Extract from the listing each line in which the word "principios" appears.

___ Data shown

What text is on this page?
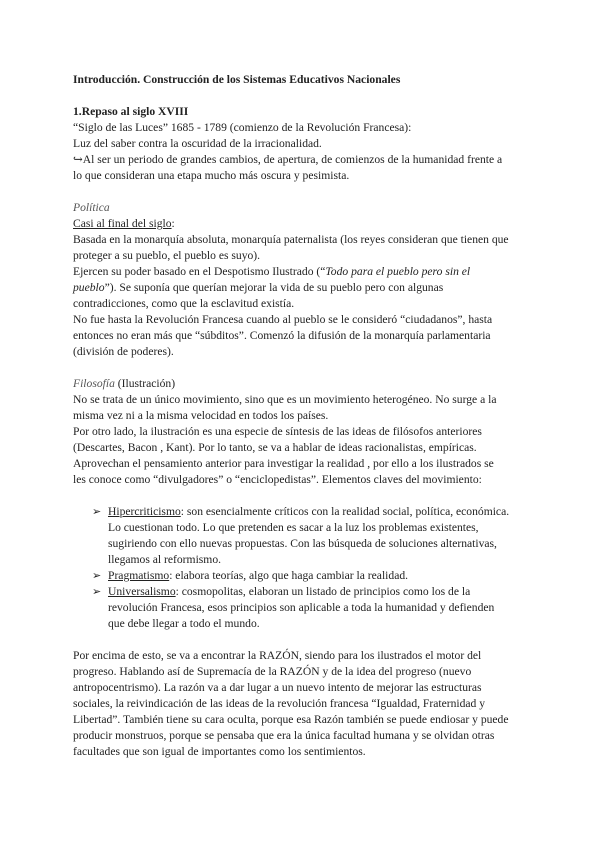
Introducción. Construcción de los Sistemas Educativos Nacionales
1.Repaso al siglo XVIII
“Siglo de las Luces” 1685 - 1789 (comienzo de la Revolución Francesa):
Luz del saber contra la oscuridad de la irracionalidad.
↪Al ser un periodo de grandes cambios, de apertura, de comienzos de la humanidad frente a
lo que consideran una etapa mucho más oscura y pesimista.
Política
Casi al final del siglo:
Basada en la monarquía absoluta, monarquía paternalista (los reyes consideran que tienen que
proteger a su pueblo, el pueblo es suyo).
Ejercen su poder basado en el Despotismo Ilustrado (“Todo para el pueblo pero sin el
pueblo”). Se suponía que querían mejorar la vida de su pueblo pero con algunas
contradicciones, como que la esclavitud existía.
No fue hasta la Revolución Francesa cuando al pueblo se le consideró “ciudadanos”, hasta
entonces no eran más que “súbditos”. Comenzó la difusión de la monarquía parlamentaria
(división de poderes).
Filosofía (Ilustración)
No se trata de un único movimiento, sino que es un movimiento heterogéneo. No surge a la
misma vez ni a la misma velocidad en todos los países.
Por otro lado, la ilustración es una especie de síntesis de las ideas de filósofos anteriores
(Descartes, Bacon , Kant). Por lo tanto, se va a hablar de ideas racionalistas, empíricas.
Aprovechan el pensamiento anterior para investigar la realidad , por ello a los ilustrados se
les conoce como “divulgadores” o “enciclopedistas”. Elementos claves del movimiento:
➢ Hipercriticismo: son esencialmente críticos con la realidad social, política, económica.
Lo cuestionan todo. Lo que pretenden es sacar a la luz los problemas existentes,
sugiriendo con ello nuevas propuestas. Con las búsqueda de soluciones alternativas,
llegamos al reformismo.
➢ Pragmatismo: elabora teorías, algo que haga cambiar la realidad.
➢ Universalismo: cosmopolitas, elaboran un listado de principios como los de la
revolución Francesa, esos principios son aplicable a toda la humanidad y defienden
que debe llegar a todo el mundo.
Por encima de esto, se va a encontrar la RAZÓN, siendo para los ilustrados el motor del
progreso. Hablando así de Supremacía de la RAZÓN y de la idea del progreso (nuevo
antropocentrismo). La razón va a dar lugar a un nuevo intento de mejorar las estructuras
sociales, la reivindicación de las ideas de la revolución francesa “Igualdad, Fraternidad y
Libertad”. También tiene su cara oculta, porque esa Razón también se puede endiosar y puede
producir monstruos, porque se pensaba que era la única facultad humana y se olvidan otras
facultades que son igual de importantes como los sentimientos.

______
___ Data shown

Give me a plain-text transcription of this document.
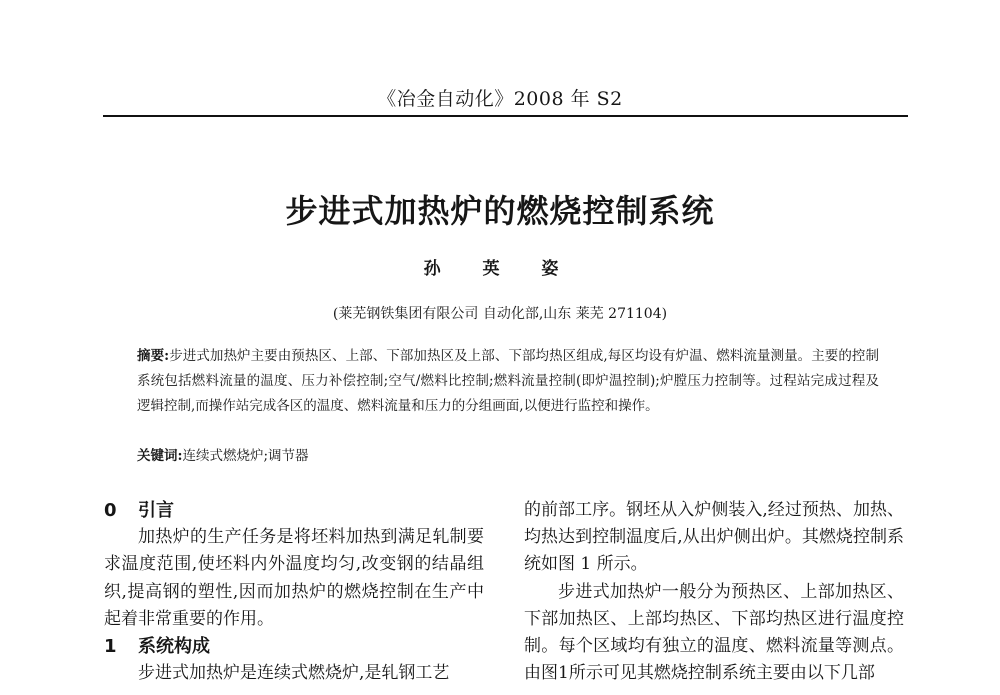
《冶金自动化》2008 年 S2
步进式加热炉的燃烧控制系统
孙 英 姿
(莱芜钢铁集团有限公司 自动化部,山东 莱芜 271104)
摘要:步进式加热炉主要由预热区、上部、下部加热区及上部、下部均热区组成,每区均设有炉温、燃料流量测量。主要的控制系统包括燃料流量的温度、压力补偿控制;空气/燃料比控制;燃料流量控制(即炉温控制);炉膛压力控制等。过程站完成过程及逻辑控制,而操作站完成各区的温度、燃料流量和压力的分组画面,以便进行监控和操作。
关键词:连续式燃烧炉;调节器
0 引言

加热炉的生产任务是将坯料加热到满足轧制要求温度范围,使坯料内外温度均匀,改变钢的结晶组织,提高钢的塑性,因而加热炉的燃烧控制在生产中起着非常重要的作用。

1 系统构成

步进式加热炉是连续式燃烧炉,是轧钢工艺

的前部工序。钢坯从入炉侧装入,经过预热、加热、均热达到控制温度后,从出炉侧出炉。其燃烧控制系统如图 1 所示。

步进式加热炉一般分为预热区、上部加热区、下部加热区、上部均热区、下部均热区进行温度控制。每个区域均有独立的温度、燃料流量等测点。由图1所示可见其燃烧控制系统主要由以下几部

______

» **Exercise response**:
➢ Universalismo: cosmopolitas, elaboran un listado de principios como los de la
revolución Francesa, esos principios son aplicable a toda la humanidad y defienden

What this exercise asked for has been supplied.